Begin Provided data

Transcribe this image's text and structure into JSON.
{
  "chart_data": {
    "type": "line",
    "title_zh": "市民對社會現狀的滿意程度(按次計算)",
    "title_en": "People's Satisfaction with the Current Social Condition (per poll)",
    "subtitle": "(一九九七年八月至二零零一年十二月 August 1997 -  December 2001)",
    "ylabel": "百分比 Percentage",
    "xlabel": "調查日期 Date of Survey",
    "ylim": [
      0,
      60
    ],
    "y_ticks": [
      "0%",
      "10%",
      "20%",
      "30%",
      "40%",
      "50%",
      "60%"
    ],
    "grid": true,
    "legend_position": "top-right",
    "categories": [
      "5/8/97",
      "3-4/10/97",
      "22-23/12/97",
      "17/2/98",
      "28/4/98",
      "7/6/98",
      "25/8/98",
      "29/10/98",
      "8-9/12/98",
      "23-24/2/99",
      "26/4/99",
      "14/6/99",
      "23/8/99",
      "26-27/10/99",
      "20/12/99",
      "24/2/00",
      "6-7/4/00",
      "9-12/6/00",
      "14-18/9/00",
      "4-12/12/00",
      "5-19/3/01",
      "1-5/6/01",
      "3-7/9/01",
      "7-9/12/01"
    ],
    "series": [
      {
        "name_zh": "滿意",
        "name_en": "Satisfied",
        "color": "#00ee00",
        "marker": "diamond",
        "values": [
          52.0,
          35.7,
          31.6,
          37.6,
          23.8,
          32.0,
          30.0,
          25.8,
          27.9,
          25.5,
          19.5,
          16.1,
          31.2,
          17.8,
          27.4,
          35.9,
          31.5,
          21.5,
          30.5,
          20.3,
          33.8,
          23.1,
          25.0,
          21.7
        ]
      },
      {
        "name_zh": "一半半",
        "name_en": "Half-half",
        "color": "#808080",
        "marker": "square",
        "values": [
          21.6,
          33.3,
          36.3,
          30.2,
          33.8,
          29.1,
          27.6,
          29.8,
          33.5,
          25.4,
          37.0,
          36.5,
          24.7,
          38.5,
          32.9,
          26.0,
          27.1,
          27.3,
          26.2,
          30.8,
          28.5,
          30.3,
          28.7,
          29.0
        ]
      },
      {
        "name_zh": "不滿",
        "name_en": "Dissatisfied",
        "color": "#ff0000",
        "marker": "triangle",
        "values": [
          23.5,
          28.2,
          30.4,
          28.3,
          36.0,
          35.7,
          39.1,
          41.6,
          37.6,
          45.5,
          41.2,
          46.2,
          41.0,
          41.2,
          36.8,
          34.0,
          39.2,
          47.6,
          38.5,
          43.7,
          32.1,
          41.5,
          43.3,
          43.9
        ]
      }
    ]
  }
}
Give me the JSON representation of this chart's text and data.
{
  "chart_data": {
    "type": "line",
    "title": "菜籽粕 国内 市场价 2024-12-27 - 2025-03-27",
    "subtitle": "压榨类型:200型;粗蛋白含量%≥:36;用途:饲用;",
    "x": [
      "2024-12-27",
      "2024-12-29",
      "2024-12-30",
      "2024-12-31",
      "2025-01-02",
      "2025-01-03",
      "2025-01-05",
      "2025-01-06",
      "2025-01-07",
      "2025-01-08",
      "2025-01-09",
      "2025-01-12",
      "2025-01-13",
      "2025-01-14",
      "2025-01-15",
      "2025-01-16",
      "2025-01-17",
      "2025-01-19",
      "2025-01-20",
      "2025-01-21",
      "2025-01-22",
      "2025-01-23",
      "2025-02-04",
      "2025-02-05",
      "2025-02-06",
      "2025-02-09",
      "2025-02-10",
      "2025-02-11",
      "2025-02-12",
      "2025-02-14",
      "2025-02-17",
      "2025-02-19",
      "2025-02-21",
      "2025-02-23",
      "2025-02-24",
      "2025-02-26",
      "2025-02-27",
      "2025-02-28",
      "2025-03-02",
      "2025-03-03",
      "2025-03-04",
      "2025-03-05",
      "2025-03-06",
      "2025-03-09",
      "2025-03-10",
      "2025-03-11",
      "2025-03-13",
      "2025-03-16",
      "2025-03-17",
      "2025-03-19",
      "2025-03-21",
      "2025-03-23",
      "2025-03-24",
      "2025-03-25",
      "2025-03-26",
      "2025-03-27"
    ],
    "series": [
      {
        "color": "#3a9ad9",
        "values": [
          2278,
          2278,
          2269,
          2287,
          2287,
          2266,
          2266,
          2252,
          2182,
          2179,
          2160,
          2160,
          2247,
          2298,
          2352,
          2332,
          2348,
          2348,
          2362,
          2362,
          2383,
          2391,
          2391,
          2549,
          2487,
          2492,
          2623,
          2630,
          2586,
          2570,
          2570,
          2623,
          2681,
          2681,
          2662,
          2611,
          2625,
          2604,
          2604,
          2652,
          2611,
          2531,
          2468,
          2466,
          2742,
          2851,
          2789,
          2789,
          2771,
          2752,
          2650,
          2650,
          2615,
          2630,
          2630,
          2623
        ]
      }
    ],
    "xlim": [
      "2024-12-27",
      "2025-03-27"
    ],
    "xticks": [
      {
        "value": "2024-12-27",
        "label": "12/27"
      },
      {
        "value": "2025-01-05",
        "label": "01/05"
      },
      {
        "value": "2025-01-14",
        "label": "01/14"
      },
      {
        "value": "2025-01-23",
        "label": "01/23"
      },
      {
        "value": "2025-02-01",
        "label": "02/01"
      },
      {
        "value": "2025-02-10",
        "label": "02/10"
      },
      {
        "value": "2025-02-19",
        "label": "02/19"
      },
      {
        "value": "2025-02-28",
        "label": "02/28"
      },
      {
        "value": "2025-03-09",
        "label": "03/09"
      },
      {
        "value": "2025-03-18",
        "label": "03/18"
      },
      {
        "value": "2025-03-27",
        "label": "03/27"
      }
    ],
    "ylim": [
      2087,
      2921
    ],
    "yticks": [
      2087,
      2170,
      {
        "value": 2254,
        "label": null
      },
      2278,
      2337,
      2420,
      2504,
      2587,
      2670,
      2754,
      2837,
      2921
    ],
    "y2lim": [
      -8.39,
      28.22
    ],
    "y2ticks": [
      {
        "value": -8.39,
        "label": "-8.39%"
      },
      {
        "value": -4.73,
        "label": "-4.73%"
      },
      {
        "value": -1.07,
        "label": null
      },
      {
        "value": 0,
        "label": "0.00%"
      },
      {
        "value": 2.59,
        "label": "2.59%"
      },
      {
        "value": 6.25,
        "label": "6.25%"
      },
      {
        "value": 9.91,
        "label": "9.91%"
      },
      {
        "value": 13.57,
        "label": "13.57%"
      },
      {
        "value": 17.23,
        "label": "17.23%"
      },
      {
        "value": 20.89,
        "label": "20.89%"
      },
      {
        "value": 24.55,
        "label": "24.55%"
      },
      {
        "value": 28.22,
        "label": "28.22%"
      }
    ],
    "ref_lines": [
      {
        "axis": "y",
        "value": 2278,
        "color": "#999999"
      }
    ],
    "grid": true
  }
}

End Provided data

Locate all lines in the listing above with the word "this" and copy them.

▶ [Exercise answer]
Transcribe this image's text and structure into JSON.
Give me the JSON representation of this chart's text and data.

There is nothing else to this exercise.